Stored data:
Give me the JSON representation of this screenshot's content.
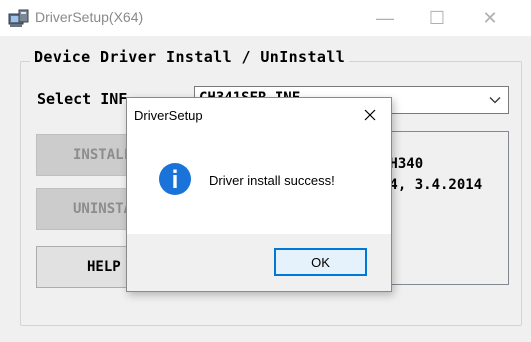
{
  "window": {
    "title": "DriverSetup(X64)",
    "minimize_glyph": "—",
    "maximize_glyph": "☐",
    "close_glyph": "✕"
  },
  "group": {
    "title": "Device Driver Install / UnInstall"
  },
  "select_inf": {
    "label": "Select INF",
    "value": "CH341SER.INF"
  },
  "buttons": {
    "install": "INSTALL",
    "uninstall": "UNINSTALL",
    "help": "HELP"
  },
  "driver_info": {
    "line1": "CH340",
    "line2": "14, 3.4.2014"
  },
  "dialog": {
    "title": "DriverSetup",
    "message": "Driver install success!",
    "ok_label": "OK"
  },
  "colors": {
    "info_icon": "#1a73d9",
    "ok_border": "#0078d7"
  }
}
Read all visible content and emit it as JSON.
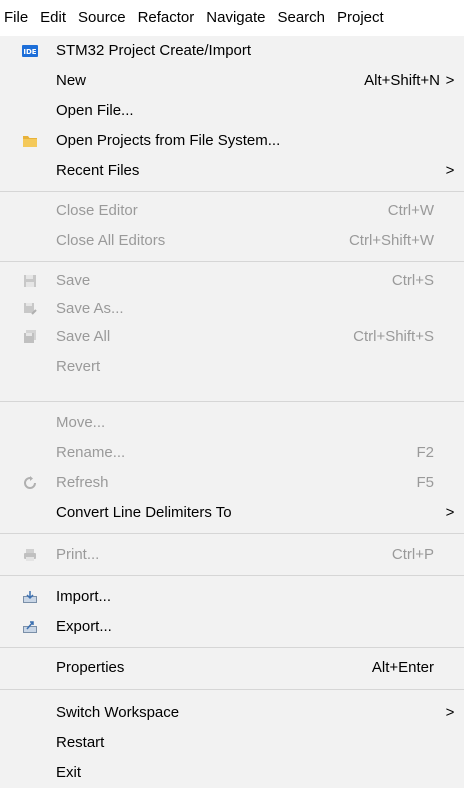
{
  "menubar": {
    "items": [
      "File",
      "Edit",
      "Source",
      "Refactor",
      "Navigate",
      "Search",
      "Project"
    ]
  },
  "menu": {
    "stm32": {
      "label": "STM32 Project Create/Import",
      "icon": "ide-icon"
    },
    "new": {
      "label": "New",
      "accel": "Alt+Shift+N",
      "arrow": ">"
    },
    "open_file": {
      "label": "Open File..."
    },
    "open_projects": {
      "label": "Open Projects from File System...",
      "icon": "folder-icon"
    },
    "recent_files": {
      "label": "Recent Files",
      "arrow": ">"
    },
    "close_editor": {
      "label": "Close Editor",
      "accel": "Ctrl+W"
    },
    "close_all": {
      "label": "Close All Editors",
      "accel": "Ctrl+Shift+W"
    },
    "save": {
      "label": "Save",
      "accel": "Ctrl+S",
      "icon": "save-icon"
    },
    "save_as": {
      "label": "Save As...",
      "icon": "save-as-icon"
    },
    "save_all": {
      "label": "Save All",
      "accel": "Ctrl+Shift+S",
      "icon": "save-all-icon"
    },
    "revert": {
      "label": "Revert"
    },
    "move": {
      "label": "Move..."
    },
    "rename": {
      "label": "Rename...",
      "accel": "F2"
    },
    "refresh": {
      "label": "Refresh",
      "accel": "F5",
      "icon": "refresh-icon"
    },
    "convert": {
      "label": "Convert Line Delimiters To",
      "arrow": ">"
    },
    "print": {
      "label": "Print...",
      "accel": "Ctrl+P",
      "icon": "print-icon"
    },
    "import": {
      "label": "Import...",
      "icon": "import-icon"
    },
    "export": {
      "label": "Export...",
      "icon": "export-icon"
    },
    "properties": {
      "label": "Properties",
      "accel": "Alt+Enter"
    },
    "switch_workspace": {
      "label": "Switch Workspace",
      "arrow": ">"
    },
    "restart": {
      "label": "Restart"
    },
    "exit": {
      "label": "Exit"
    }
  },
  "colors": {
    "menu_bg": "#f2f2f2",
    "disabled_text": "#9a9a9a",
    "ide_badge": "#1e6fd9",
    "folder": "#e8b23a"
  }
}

■ Required task ■
Output the material word for word, omitting its pictures.

■ Task result ■
Give me the JSON representation of this screenshot's content.
{
  "window": {
    "title": "DriverSetup(X64)",
    "minimize_glyph": "—",
    "maximize_glyph": "☐",
    "close_glyph": "✕"
  },
  "group": {
    "title": "Device Driver Install / UnInstall"
  },
  "select_inf": {
    "label": "Select INF",
    "value": "CH341SER.INF"
  },
  "buttons": {
    "install": "INSTALL",
    "uninstall": "UNINSTALL",
    "help": "HELP"
  },
  "driver_info": {
    "line1": "CH340",
    "line2": "14, 3.4.2014"
  },
  "dialog": {
    "title": "DriverSetup",
    "message": "Driver install success!",
    "ok_label": "OK"
  },
  "colors": {
    "info_icon": "#1a73d9",
    "ok_border": "#0078d7"
  }
}
Read all visible content and emit it as JSON.
{
  "menubar": {
    "items": [
      "File",
      "Edit",
      "Source",
      "Refactor",
      "Navigate",
      "Search",
      "Project"
    ]
  },
  "menu": {
    "stm32": {
      "label": "STM32 Project Create/Import",
      "icon": "ide-icon"
    },
    "new": {
      "label": "New",
      "accel": "Alt+Shift+N",
      "arrow": ">"
    },
    "open_file": {
      "label": "Open File..."
    },
    "open_projects": {
      "label": "Open Projects from File System...",
      "icon": "folder-icon"
    },
    "recent_files": {
      "label": "Recent Files",
      "arrow": ">"
    },
    "close_editor": {
      "label": "Close Editor",
      "accel": "Ctrl+W"
    },
    "close_all": {
      "label": "Close All Editors",
      "accel": "Ctrl+Shift+W"
    },
    "save": {
      "label": "Save",
      "accel": "Ctrl+S",
      "icon": "save-icon"
    },
    "save_as": {
      "label": "Save As...",
      "icon": "save-as-icon"
    },
    "save_all": {
      "label": "Save All",
      "accel": "Ctrl+Shift+S",
      "icon": "save-all-icon"
    },
    "revert": {
      "label": "Revert"
    },
    "move": {
      "label": "Move..."
    },
    "rename": {
      "label": "Rename...",
      "accel": "F2"
    },
    "refresh": {
      "label": "Refresh",
      "accel": "F5",
      "icon": "refresh-icon"
    },
    "convert": {
      "label": "Convert Line Delimiters To",
      "arrow": ">"
    },
    "print": {
      "label": "Print...",
      "accel": "Ctrl+P",
      "icon": "print-icon"
    },
    "import": {
      "label": "Import...",
      "icon": "import-icon"
    },
    "export": {
      "label": "Export...",
      "icon": "export-icon"
    },
    "properties": {
      "label": "Properties",
      "accel": "Alt+Enter"
    },
    "switch_workspace": {
      "label": "Switch Workspace",
      "arrow": ">"
    },
    "restart": {
      "label": "Restart"
    },
    "exit": {
      "label": "Exit"
    }
  },
  "colors": {
    "menu_bg": "#f2f2f2",
    "disabled_text": "#9a9a9a",
    "ide_badge": "#1e6fd9",
    "folder": "#e8b23a"
  }
}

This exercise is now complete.